### RECORDS PROVIDED

***

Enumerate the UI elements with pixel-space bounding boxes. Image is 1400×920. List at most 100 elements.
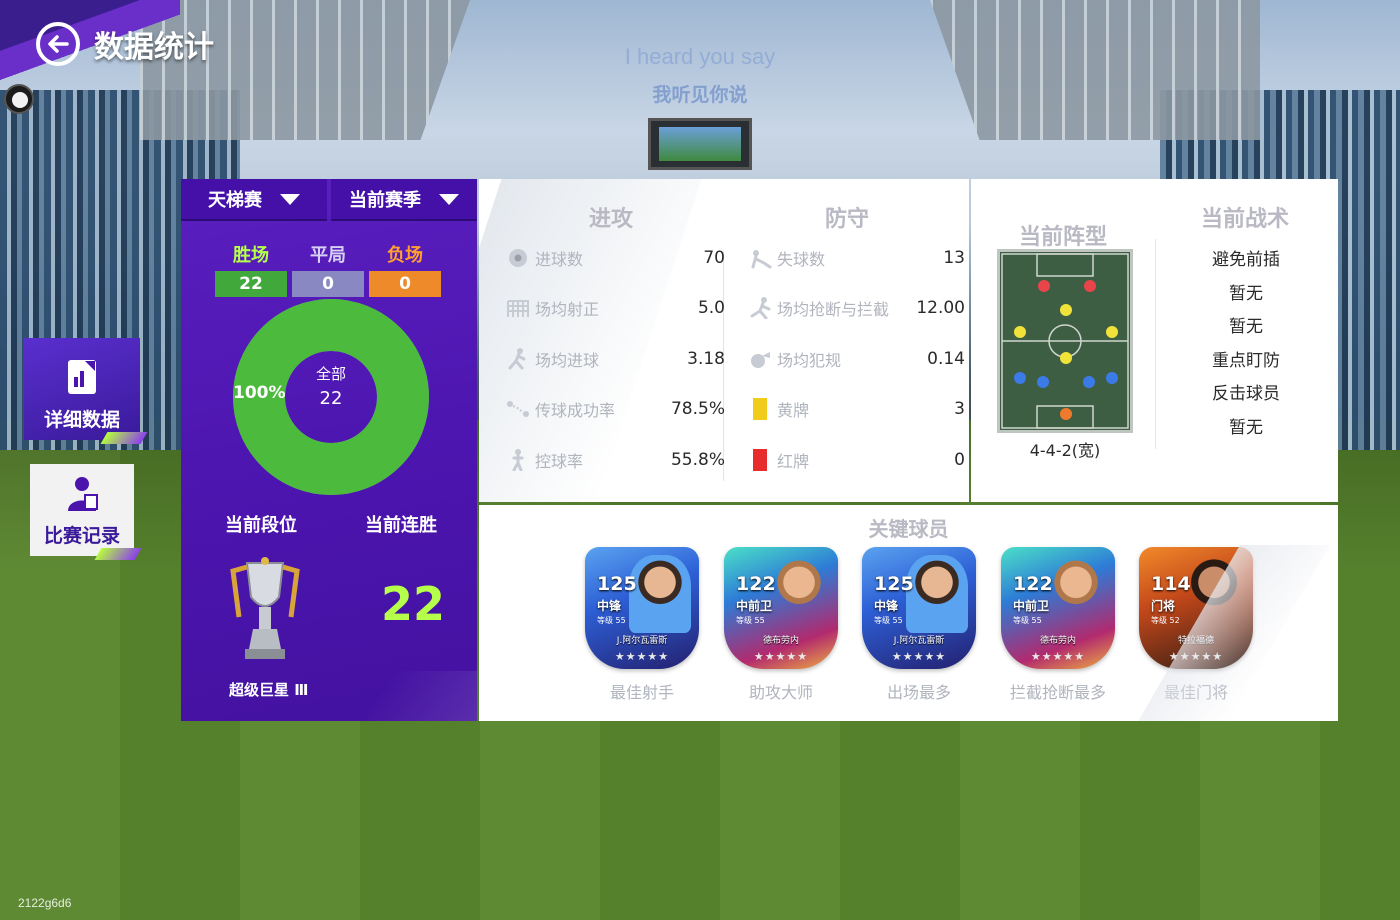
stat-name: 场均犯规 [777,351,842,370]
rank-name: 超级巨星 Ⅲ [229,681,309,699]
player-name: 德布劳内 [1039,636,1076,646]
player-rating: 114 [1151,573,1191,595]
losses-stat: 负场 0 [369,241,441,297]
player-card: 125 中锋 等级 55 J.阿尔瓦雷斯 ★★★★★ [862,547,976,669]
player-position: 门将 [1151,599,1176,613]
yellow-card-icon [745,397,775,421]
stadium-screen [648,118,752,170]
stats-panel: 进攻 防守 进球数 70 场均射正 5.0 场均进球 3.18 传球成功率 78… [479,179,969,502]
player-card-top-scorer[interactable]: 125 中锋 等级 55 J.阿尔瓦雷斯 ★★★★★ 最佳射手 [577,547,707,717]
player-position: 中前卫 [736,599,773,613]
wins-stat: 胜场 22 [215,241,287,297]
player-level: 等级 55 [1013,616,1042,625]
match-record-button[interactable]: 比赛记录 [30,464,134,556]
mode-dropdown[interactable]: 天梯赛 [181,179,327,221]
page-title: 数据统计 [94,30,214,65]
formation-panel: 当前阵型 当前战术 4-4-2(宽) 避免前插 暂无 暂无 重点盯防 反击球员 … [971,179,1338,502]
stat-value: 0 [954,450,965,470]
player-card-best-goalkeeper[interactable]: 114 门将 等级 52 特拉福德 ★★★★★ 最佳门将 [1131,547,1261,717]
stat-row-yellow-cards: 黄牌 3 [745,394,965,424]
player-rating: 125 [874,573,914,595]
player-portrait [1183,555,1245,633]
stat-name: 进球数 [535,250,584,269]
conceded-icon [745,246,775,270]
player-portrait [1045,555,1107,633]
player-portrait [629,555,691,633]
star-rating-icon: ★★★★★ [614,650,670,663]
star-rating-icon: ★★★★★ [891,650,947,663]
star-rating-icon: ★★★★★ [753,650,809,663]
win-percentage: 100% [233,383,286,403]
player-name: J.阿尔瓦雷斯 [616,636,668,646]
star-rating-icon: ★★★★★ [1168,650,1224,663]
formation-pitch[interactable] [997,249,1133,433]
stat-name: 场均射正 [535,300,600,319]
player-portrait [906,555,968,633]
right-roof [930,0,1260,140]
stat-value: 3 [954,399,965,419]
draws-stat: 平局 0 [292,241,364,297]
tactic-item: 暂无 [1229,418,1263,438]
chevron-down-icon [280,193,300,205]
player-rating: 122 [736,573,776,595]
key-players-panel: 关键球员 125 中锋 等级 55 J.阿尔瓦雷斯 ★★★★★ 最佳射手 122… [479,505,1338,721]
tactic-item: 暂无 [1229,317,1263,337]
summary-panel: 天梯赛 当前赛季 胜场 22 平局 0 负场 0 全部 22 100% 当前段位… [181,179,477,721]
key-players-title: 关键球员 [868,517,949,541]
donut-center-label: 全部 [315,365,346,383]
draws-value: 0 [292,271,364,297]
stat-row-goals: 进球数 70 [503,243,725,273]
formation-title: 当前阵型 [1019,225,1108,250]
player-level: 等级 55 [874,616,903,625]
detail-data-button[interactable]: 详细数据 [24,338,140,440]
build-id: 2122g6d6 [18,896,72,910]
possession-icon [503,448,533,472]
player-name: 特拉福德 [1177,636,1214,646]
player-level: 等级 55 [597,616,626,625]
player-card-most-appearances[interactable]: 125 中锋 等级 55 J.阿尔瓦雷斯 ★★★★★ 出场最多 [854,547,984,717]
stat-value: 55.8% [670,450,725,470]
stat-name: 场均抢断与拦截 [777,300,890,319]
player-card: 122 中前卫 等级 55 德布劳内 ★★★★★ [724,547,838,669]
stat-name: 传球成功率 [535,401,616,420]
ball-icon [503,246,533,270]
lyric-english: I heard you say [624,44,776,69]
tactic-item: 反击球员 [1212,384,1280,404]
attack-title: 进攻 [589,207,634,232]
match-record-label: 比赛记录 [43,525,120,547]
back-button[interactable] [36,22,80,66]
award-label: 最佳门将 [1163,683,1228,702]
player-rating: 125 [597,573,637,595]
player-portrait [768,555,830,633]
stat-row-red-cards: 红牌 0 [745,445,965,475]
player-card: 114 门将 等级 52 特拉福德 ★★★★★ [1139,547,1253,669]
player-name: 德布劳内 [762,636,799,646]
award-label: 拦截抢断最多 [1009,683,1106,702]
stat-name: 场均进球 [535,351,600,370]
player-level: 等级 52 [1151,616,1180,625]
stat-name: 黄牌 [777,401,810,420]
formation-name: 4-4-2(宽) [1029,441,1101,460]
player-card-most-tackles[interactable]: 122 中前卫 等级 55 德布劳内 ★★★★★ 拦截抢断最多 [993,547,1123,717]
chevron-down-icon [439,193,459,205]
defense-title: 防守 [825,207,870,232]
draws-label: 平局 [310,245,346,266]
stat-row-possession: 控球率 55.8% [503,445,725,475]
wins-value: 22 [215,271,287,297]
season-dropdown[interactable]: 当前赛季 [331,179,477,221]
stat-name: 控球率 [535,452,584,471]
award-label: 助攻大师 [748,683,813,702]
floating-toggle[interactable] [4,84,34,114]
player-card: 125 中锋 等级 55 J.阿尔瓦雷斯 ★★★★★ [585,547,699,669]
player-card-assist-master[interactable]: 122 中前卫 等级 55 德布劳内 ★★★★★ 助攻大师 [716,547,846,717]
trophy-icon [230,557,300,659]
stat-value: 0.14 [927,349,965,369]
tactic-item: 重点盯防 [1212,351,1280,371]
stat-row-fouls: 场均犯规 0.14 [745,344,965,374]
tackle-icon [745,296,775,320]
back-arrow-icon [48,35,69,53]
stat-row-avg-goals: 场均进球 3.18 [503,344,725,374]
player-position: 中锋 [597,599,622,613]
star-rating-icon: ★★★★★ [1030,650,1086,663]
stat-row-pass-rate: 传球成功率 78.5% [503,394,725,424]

***

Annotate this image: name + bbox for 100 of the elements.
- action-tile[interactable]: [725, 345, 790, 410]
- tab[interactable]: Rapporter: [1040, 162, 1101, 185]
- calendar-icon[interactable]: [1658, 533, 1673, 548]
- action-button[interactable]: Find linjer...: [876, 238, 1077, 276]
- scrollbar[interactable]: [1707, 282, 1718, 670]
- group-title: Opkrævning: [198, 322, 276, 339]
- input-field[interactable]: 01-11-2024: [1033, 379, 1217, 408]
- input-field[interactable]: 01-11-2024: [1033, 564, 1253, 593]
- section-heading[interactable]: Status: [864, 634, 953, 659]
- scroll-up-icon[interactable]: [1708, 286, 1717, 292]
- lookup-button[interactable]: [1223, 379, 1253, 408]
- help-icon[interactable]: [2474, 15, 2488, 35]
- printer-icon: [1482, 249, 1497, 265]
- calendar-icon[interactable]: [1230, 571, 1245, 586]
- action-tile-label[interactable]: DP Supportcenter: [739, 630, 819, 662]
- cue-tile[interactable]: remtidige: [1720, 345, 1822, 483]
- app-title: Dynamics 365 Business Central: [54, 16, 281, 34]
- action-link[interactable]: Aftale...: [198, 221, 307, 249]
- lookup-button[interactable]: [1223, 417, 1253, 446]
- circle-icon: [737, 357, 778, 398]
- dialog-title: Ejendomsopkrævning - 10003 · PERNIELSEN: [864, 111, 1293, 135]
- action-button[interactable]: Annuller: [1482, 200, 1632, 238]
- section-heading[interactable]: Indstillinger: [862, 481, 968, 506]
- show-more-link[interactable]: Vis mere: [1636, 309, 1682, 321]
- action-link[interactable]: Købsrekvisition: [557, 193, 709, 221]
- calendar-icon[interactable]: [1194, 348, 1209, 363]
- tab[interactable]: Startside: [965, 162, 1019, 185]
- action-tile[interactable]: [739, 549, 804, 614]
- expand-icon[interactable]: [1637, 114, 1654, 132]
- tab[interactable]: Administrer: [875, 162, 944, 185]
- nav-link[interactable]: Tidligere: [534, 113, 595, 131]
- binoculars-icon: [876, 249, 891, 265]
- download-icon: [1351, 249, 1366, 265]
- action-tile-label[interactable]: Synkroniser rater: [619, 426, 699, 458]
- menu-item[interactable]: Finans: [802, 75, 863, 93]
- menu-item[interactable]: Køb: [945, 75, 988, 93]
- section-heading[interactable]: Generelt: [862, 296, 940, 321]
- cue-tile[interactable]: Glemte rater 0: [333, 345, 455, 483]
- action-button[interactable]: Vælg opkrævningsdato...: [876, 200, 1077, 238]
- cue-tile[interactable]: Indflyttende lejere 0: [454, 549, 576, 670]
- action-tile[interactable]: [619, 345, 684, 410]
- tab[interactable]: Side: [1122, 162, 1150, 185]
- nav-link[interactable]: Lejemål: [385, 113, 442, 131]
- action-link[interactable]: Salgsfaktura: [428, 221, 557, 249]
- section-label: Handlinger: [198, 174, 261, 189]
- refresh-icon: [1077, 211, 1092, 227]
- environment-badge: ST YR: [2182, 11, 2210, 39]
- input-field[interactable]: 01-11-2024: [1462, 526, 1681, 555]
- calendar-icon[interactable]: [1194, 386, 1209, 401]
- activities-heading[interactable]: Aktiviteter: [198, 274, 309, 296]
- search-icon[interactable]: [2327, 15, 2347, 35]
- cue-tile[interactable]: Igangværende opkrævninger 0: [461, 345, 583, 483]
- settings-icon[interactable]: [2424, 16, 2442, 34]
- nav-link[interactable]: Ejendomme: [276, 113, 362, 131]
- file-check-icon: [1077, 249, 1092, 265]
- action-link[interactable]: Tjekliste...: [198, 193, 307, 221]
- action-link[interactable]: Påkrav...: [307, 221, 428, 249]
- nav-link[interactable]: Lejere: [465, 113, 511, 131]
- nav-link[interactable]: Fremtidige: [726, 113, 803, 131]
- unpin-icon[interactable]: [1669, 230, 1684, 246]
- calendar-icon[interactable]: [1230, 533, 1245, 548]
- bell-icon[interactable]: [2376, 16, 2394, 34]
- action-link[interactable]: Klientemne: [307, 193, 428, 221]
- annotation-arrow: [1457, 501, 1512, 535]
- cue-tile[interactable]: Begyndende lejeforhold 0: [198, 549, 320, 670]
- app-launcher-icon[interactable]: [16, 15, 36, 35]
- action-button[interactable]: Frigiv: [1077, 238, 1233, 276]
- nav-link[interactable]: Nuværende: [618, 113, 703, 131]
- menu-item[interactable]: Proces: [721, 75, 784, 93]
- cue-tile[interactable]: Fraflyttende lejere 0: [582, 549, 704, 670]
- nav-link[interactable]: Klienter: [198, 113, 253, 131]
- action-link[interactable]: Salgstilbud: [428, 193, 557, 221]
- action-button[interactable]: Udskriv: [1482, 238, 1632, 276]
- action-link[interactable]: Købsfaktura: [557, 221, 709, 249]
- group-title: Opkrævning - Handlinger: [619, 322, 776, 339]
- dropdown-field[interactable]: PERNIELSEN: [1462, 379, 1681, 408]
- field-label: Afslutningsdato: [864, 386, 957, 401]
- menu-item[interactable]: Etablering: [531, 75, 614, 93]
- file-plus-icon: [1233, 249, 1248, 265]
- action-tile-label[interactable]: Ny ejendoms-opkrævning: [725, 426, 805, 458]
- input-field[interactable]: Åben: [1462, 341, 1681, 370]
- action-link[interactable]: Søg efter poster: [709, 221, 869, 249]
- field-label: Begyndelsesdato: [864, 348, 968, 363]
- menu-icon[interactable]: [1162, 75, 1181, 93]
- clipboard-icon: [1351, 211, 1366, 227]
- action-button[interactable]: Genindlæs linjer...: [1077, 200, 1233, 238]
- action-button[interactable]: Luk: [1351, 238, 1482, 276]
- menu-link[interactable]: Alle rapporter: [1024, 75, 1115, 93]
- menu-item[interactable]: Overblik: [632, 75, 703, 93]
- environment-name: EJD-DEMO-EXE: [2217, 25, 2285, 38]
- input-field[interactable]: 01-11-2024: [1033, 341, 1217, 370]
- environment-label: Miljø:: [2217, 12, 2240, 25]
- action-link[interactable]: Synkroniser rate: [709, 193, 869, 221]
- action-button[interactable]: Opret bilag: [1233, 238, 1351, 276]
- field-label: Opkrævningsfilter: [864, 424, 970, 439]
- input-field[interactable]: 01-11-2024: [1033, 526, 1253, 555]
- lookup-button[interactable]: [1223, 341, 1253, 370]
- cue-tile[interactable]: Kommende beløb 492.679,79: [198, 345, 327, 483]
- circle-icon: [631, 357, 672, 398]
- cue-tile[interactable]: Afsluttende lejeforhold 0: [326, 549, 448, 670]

***

### EXERCISE PROMPT
In the part of the material that opens with the line containing "stat-name: 场均犯规 [777,351,842,370]" and closes with the line containing "player-rating: 122 [736,573,776,595]", replace "player-portrait" with "player-avatar". Give back only those lines, with everything else unchanged.

### COMPLETED EXERCISE
stat-name: 场均犯规 [777,351,842,370]
rank-name: 超级巨星 Ⅲ [229,681,309,699]
player-name: 德布劳内 [1039,636,1076,646]
player-rating: 114 [1151,573,1191,595]
losses-stat: 负场 0 [369,241,441,297]
player-card: 125 中锋 等级 55 J.阿尔瓦雷斯 ★★★★★ [862,547,976,669]
player-position: 门将 [1151,599,1176,613]
yellow-card-icon [745,397,775,421]
stadium-screen [648,118,752,170]
stats-panel: 进攻 防守 进球数 70 场均射正 5.0 场均进球 3.18 传球成功率 78… [479,179,969,502]
player-card-top-scorer[interactable]: 125 中锋 等级 55 J.阿尔瓦雷斯 ★★★★★ 最佳射手 [577,547,707,717]
player-position: 中前卫 [736,599,773,613]
wins-stat: 胜场 22 [215,241,287,297]
player-level: 等级 55 [1013,616,1042,625]
match-record-button[interactable]: 比赛记录 [30,464,134,556]
mode-dropdown[interactable]: 天梯赛 [181,179,327,221]
page-title: 数据统计 [94,30,214,65]
formation-panel: 当前阵型 当前战术 4-4-2(宽) 避免前插 暂无 暂无 重点盯防 反击球员 … [971,179,1338,502]
stat-value: 0 [954,450,965,470]
player-card-best-goalkeeper[interactable]: 114 门将 等级 52 特拉福德 ★★★★★ 最佳门将 [1131,547,1261,717]
stat-row-yellow-cards: 黄牌 3 [745,394,965,424]
player-rating: 125 [874,573,914,595]
player-avatar [1183,555,1245,633]
stat-name: 进球数 [535,250,584,269]
conceded-icon [745,246,775,270]
player-avatar [1045,555,1107,633]
player-avatar [629,555,691,633]
star-rating-icon: ★★★★★ [614,650,670,663]
star-rating-icon: ★★★★★ [891,650,947,663]
star-rating-icon: ★★★★★ [753,650,809,663]
win-percentage: 100% [233,383,286,403]
player-name: J.阿尔瓦雷斯 [616,636,668,646]
star-rating-icon: ★★★★★ [1168,650,1224,663]
formation-pitch[interactable] [997,249,1133,433]
stat-name: 场均射正 [535,300,600,319]
player-avatar [906,555,968,633]
right-roof [930,0,1260,140]
stat-value: 3 [954,399,965,419]
draws-stat: 平局 0 [292,241,364,297]
tactic-item: 暂无 [1229,418,1263,438]
chevron-down-icon [280,193,300,205]
player-rating: 122 [736,573,776,595]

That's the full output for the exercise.